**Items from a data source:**
* * * * *

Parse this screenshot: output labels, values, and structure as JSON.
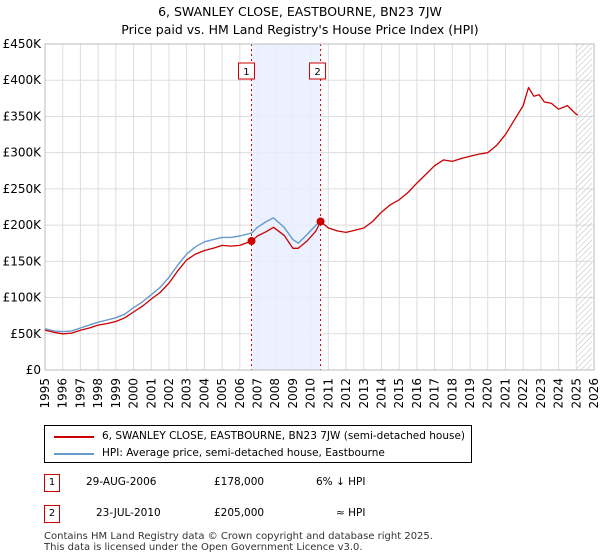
{
  "header": {
    "title": "6, SWANLEY CLOSE, EASTBOURNE, BN23 7JW",
    "subtitle": "Price paid vs. HM Land Registry's House Price Index (HPI)"
  },
  "legend": {
    "property_label": "6, SWANLEY CLOSE, EASTBOURNE, BN23 7JW (semi-detached house)",
    "hpi_label": "HPI: Average price, semi-detached house, Eastbourne"
  },
  "sales": [
    {
      "badge": "1",
      "date": "29-AUG-2006",
      "price": "£178,000",
      "relation": "6% ↓ HPI"
    },
    {
      "badge": "2",
      "date": "23-JUL-2010",
      "price": "£205,000",
      "relation": "≈ HPI"
    }
  ],
  "footer": {
    "line1": "Contains HM Land Registry data © Crown copyright and database right 2025.",
    "line2": "This data is licensed under the Open Government Licence v3.0."
  },
  "colors": {
    "property": "#cc0000",
    "hpi": "#6699cc",
    "shade": "#e8eeff",
    "grid": "#dddddd"
  },
  "chart_data": {
    "type": "line",
    "title": "6, SWANLEY CLOSE, EASTBOURNE, BN23 7JW",
    "subtitle": "Price paid vs. HM Land Registry's House Price Index (HPI)",
    "xlabel": "",
    "ylabel": "",
    "xlim": [
      1995,
      2026
    ],
    "ylim": [
      0,
      450000
    ],
    "grid": true,
    "x_ticks": [
      1995,
      1996,
      1997,
      1998,
      1999,
      2000,
      2001,
      2002,
      2003,
      2004,
      2005,
      2006,
      2007,
      2008,
      2009,
      2010,
      2011,
      2012,
      2013,
      2014,
      2015,
      2016,
      2017,
      2018,
      2019,
      2020,
      2021,
      2022,
      2023,
      2024,
      2025,
      2026
    ],
    "y_ticks": [
      {
        "value": 0,
        "label": "£0"
      },
      {
        "value": 50000,
        "label": "£50K"
      },
      {
        "value": 100000,
        "label": "£100K"
      },
      {
        "value": 150000,
        "label": "£150K"
      },
      {
        "value": 200000,
        "label": "£200K"
      },
      {
        "value": 250000,
        "label": "£250K"
      },
      {
        "value": 300000,
        "label": "£300K"
      },
      {
        "value": 350000,
        "label": "£350K"
      },
      {
        "value": 400000,
        "label": "£400K"
      },
      {
        "value": 450000,
        "label": "£450K"
      }
    ],
    "shaded_span": [
      2006.66,
      2010.56
    ],
    "future_hatch_from": 2025.0,
    "series": [
      {
        "name": "6, SWANLEY CLOSE, EASTBOURNE, BN23 7JW (semi-detached house)",
        "color": "#cc0000",
        "x": [
          1995,
          1995.5,
          1996,
          1996.5,
          1997,
          1997.5,
          1998,
          1998.5,
          1999,
          1999.5,
          2000,
          2000.5,
          2001,
          2001.5,
          2002,
          2002.5,
          2003,
          2003.5,
          2004,
          2004.5,
          2005,
          2005.5,
          2006,
          2006.66,
          2007,
          2007.5,
          2007.9,
          2008.5,
          2009,
          2009.3,
          2009.8,
          2010.3,
          2010.56,
          2011,
          2011.5,
          2012,
          2012.5,
          2013,
          2013.5,
          2014,
          2014.5,
          2015,
          2015.5,
          2016,
          2016.5,
          2017,
          2017.5,
          2018,
          2018.5,
          2019,
          2019.5,
          2020,
          2020.5,
          2021,
          2021.5,
          2022,
          2022.3,
          2022.6,
          2022.9,
          2023.2,
          2023.6,
          2024,
          2024.5,
          2025,
          2025.1
        ],
        "y": [
          55000,
          52000,
          50000,
          51000,
          55000,
          58000,
          62000,
          64000,
          67000,
          72000,
          80000,
          88000,
          98000,
          107000,
          120000,
          137000,
          152000,
          160000,
          165000,
          168000,
          172000,
          171000,
          172000,
          178000,
          185000,
          191000,
          197000,
          186000,
          168000,
          168000,
          178000,
          192000,
          205000,
          196000,
          192000,
          190000,
          193000,
          196000,
          205000,
          218000,
          228000,
          235000,
          245000,
          258000,
          270000,
          282000,
          290000,
          288000,
          292000,
          295000,
          298000,
          300000,
          310000,
          325000,
          345000,
          365000,
          390000,
          378000,
          380000,
          370000,
          368000,
          360000,
          365000,
          353000,
          352000
        ]
      },
      {
        "name": "HPI: Average price, semi-detached house, Eastbourne",
        "color": "#6699cc",
        "x": [
          1995,
          1995.5,
          1996,
          1996.5,
          1997,
          1997.5,
          1998,
          1998.5,
          1999,
          1999.5,
          2000,
          2000.5,
          2001,
          2001.5,
          2002,
          2002.5,
          2003,
          2003.5,
          2004,
          2004.5,
          2005,
          2005.5,
          2006,
          2006.66,
          2007,
          2007.5,
          2007.9,
          2008.5,
          2009,
          2009.3,
          2009.8,
          2010.3,
          2010.56
        ],
        "y": [
          57000,
          54000,
          53000,
          54000,
          58000,
          62000,
          66000,
          69000,
          72000,
          77000,
          86000,
          94000,
          104000,
          114000,
          128000,
          145000,
          160000,
          170000,
          177000,
          180000,
          183000,
          183000,
          185000,
          189000,
          197000,
          205000,
          210000,
          197000,
          180000,
          175000,
          187000,
          200000,
          205000
        ]
      }
    ],
    "sales": [
      {
        "label": "1",
        "x": 2006.66,
        "y": 178000
      },
      {
        "label": "2",
        "x": 2010.56,
        "y": 205000
      }
    ]
  }
}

* * * * *

**Exercise prompt:** Copy out all of the data word for word. Do not carry over any picture.

**Written answer:**
Parse this screenshot: output labels, values, and structure as JSON.
{
  "header": {
    "title": "6, SWANLEY CLOSE, EASTBOURNE, BN23 7JW",
    "subtitle": "Price paid vs. HM Land Registry's House Price Index (HPI)"
  },
  "legend": {
    "property_label": "6, SWANLEY CLOSE, EASTBOURNE, BN23 7JW (semi-detached house)",
    "hpi_label": "HPI: Average price, semi-detached house, Eastbourne"
  },
  "sales": [
    {
      "badge": "1",
      "date": "29-AUG-2006",
      "price": "£178,000",
      "relation": "6% ↓ HPI"
    },
    {
      "badge": "2",
      "date": "23-JUL-2010",
      "price": "£205,000",
      "relation": "≈ HPI"
    }
  ],
  "footer": {
    "line1": "Contains HM Land Registry data © Crown copyright and database right 2025.",
    "line2": "This data is licensed under the Open Government Licence v3.0."
  },
  "colors": {
    "property": "#cc0000",
    "hpi": "#6699cc",
    "shade": "#e8eeff",
    "grid": "#dddddd"
  },
  "chart_data": {
    "type": "line",
    "title": "6, SWANLEY CLOSE, EASTBOURNE, BN23 7JW",
    "subtitle": "Price paid vs. HM Land Registry's House Price Index (HPI)",
    "xlabel": "",
    "ylabel": "",
    "xlim": [
      1995,
      2026
    ],
    "ylim": [
      0,
      450000
    ],
    "grid": true,
    "x_ticks": [
      1995,
      1996,
      1997,
      1998,
      1999,
      2000,
      2001,
      2002,
      2003,
      2004,
      2005,
      2006,
      2007,
      2008,
      2009,
      2010,
      2011,
      2012,
      2013,
      2014,
      2015,
      2016,
      2017,
      2018,
      2019,
      2020,
      2021,
      2022,
      2023,
      2024,
      2025,
      2026
    ],
    "y_ticks": [
      {
        "value": 0,
        "label": "£0"
      },
      {
        "value": 50000,
        "label": "£50K"
      },
      {
        "value": 100000,
        "label": "£100K"
      },
      {
        "value": 150000,
        "label": "£150K"
      },
      {
        "value": 200000,
        "label": "£200K"
      },
      {
        "value": 250000,
        "label": "£250K"
      },
      {
        "value": 300000,
        "label": "£300K"
      },
      {
        "value": 350000,
        "label": "£350K"
      },
      {
        "value": 400000,
        "label": "£400K"
      },
      {
        "value": 450000,
        "label": "£450K"
      }
    ],
    "shaded_span": [
      2006.66,
      2010.56
    ],
    "future_hatch_from": 2025.0,
    "series": [
      {
        "name": "6, SWANLEY CLOSE, EASTBOURNE, BN23 7JW (semi-detached house)",
        "color": "#cc0000",
        "x": [
          1995,
          1995.5,
          1996,
          1996.5,
          1997,
          1997.5,
          1998,
          1998.5,
          1999,
          1999.5,
          2000,
          2000.5,
          2001,
          2001.5,
          2002,
          2002.5,
          2003,
          2003.5,
          2004,
          2004.5,
          2005,
          2005.5,
          2006,
          2006.66,
          2007,
          2007.5,
          2007.9,
          2008.5,
          2009,
          2009.3,
          2009.8,
          2010.3,
          2010.56,
          2011,
          2011.5,
          2012,
          2012.5,
          2013,
          2013.5,
          2014,
          2014.5,
          2015,
          2015.5,
          2016,
          2016.5,
          2017,
          2017.5,
          2018,
          2018.5,
          2019,
          2019.5,
          2020,
          2020.5,
          2021,
          2021.5,
          2022,
          2022.3,
          2022.6,
          2022.9,
          2023.2,
          2023.6,
          2024,
          2024.5,
          2025,
          2025.1
        ],
        "y": [
          55000,
          52000,
          50000,
          51000,
          55000,
          58000,
          62000,
          64000,
          67000,
          72000,
          80000,
          88000,
          98000,
          107000,
          120000,
          137000,
          152000,
          160000,
          165000,
          168000,
          172000,
          171000,
          172000,
          178000,
          185000,
          191000,
          197000,
          186000,
          168000,
          168000,
          178000,
          192000,
          205000,
          196000,
          192000,
          190000,
          193000,
          196000,
          205000,
          218000,
          228000,
          235000,
          245000,
          258000,
          270000,
          282000,
          290000,
          288000,
          292000,
          295000,
          298000,
          300000,
          310000,
          325000,
          345000,
          365000,
          390000,
          378000,
          380000,
          370000,
          368000,
          360000,
          365000,
          353000,
          352000
        ]
      },
      {
        "name": "HPI: Average price, semi-detached house, Eastbourne",
        "color": "#6699cc",
        "x": [
          1995,
          1995.5,
          1996,
          1996.5,
          1997,
          1997.5,
          1998,
          1998.5,
          1999,
          1999.5,
          2000,
          2000.5,
          2001,
          2001.5,
          2002,
          2002.5,
          2003,
          2003.5,
          2004,
          2004.5,
          2005,
          2005.5,
          2006,
          2006.66,
          2007,
          2007.5,
          2007.9,
          2008.5,
          2009,
          2009.3,
          2009.8,
          2010.3,
          2010.56
        ],
        "y": [
          57000,
          54000,
          53000,
          54000,
          58000,
          62000,
          66000,
          69000,
          72000,
          77000,
          86000,
          94000,
          104000,
          114000,
          128000,
          145000,
          160000,
          170000,
          177000,
          180000,
          183000,
          183000,
          185000,
          189000,
          197000,
          205000,
          210000,
          197000,
          180000,
          175000,
          187000,
          200000,
          205000
        ]
      }
    ],
    "sales": [
      {
        "label": "1",
        "x": 2006.66,
        "y": 178000
      },
      {
        "label": "2",
        "x": 2010.56,
        "y": 205000
      }
    ]
  }
}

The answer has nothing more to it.